**TASK DIRECTIONS:** Decide whether each statement below agrees with the passage on early models of the universe, answering yes or no and quoting the passage's deciding words. (a) De Sitter developed his model in 1917. (b) In Einstein's model, space was flat. (c) Galaxies appear reddened because of the classical Doppler Effect.

**SOURCE EXCERPT:**
━━━━

An alternative model of a static cosmos was developed in 1917 by the Dutch physicist Willem de Sitter. De Sitter solved the problem of a collapsing universe by postulating that space was empty—devoid of matter. As unrealistic as this may seem, the de Sitter universe was interesting in two ways. First, if two small bits of matter were introduced (say, two galaxies in an otherwise empty universe) they would tend to move away from each other. Second, the space de Sitter considered was flat—a departure from Einstein’s model, in which matter imposed an overall positive curvature on space such that the latter resembled the surface of a ball. The actual universe seems to be very nearly flat and after an enormity of time will come to resemble a de Sitter universe.
Lemaître wrestled with the problems of the de Sitter model while pursuing his Ph.D. By that time, 1924, astronomical observers using more powerful telescopes had succeeded in finding distance indicators that established the spiral nebulae as galaxies like the Milky Way. Hence the universe was not 100,000 light years across (the approximate diameter of the Milky Way), but rather billions of light years in size. More significantly, observers found that the light of the more distant galaxies seemed shifted toward the red end of the color spectrum relative to nearby galaxies. Various explanation for this red-shift were offered.
Lemaître’s time at Harvard enabled him to be engaged with the astronomical data, and by 1927 he understood how to interpret the galactic red shifts; galaxies were moving away from each other, but not by their own motion through fixed space. His was not the static universe of Einstein, or the empty cosmos of de Sitter, but rather a universe in which space itself was expanding, in which massive galaxies embedded in that space were carried into a future in which the cosmos became ever more dilute. Galaxies appear reddened not because of the classical Doppler Effect but because the light waves themselves are stretched out by the expansion of the space through which they travel. And unlike the original de Sitter model, no observer is in a special position, no galaxy occupies a “center.”

━━━━

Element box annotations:
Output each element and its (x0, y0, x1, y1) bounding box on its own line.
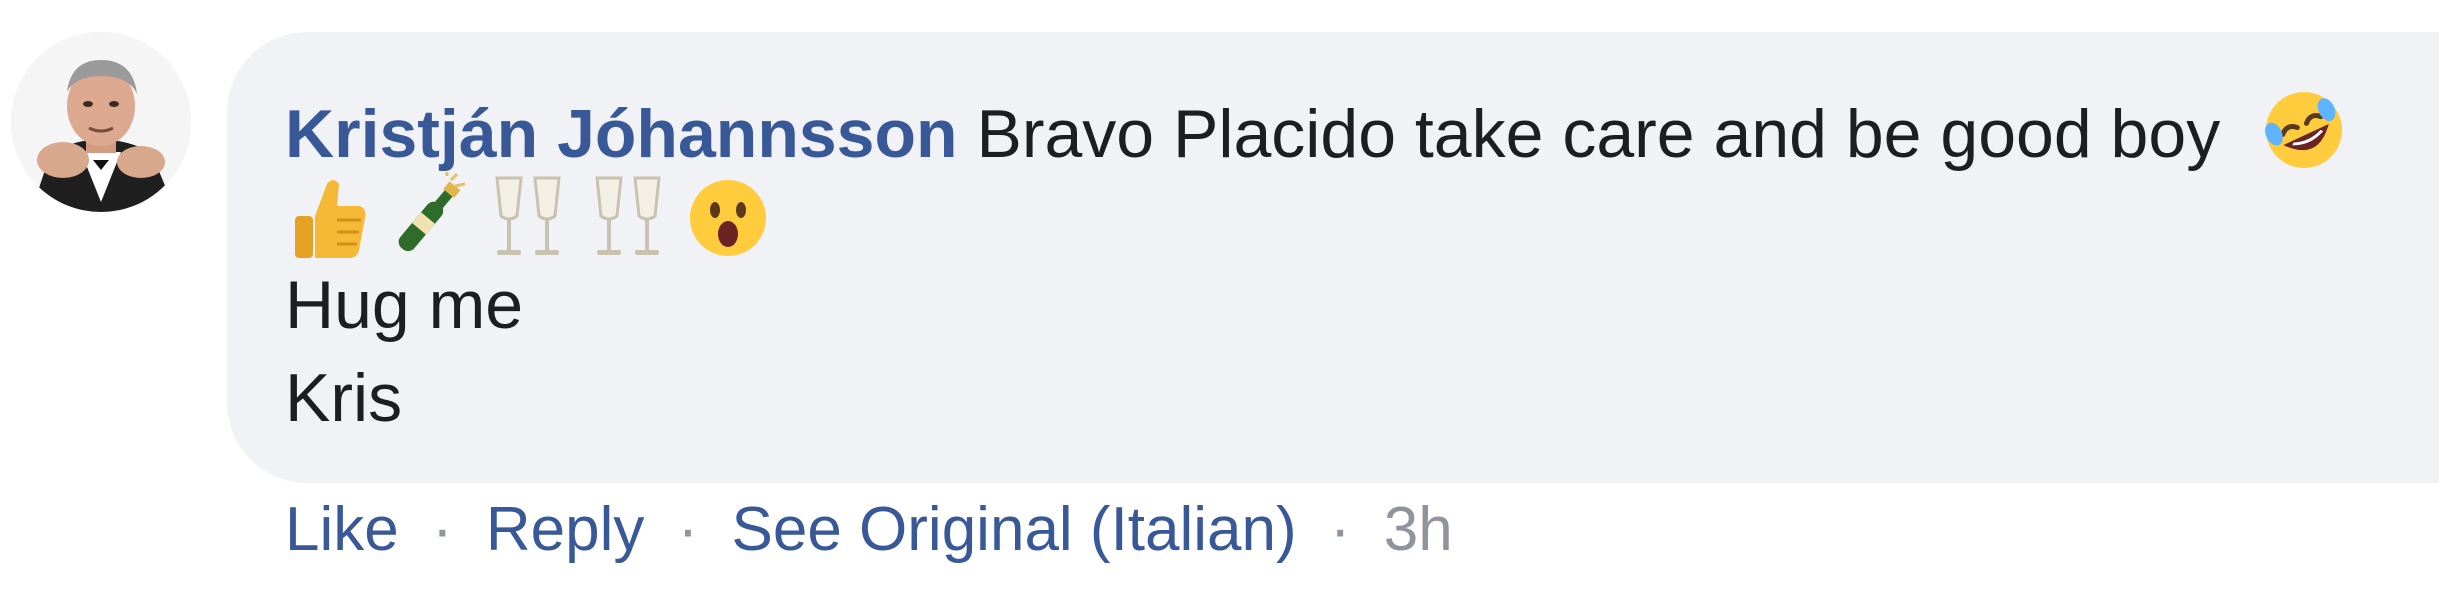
comment-text: Bravo Placido take care and be good boy (976, 96, 2221, 172)
separator: · (431, 495, 453, 564)
reply-link[interactable]: Reply (486, 495, 645, 564)
avatar[interactable] (11, 32, 191, 212)
astonished-face-icon (685, 172, 771, 264)
timestamp[interactable]: 3h (1384, 495, 1453, 564)
comment: Kristján Jóhannsson Bravo Placido take c… (0, 0, 2439, 600)
comment-actions: Like · Reply · See Original (Italian) · … (285, 490, 1453, 570)
separator: · (1329, 495, 1351, 564)
see-original-link[interactable]: See Original (Italian) (732, 495, 1297, 564)
like-link[interactable]: Like (285, 495, 399, 564)
comment-text-line1: Kristján Jóhannsson Bravo Placido take c… (285, 85, 2349, 175)
rolling-on-floor-laughing-icon (2259, 85, 2349, 175)
separator: · (677, 495, 699, 564)
clinking-glasses-icon (585, 172, 671, 264)
comment-author[interactable]: Kristján Jóhannsson (285, 96, 958, 172)
comment-text-line4: Kris (285, 360, 403, 436)
champagne-bottle-icon (385, 172, 471, 264)
emoji-line (285, 168, 771, 268)
clinking-glasses-icon (485, 172, 571, 264)
comment-text-line3: Hug me (285, 267, 524, 343)
thumbs-up-icon (285, 172, 371, 264)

━━━━

**EXERCISE OUTPUT:**
(a) Yes: "An alternative model of a static cosmos was developed in 1917 by the Dutch physicist Willem de Sitter."
(b) No: "a departure from Einstein’s model, in which matter imposed an overall positive curvature on space such that the latter resembled the surface of a ball."
(c) No: "Galaxies appear reddened not because of the classical Doppler Effect but because the light waves themselves are stretched out by the expansion of the space through which they travel."